[START DATA TO PROCESS]

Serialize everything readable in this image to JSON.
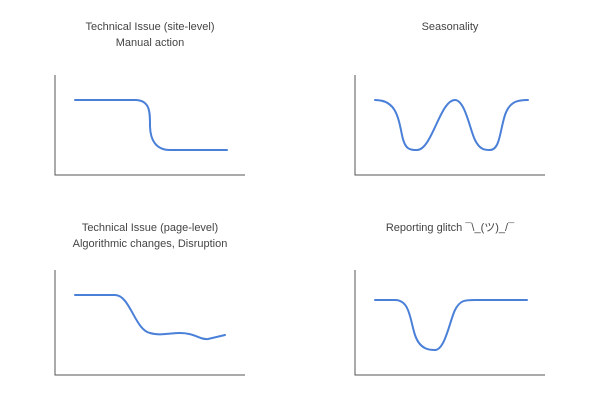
{
  "panels": [
    {
      "title": [
        "Technical Issue (site-level)",
        "Manual action"
      ]
    },
    {
      "title": [
        "Seasonality"
      ]
    },
    {
      "title": [
        "Technical Issue (page-level)",
        "Algorithmic changes, Disruption"
      ]
    },
    {
      "title": [
        "Reporting glitch ¯\\_(ツ)_/¯"
      ]
    }
  ]
}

[END DATA TO PROCESS]

● TASK STATEMENT: Filter lines by "level" and return each hit.

● RESULT FOR THIS TASK:
        "Technical Issue (site-level)",
        "Technical Issue (page-level)",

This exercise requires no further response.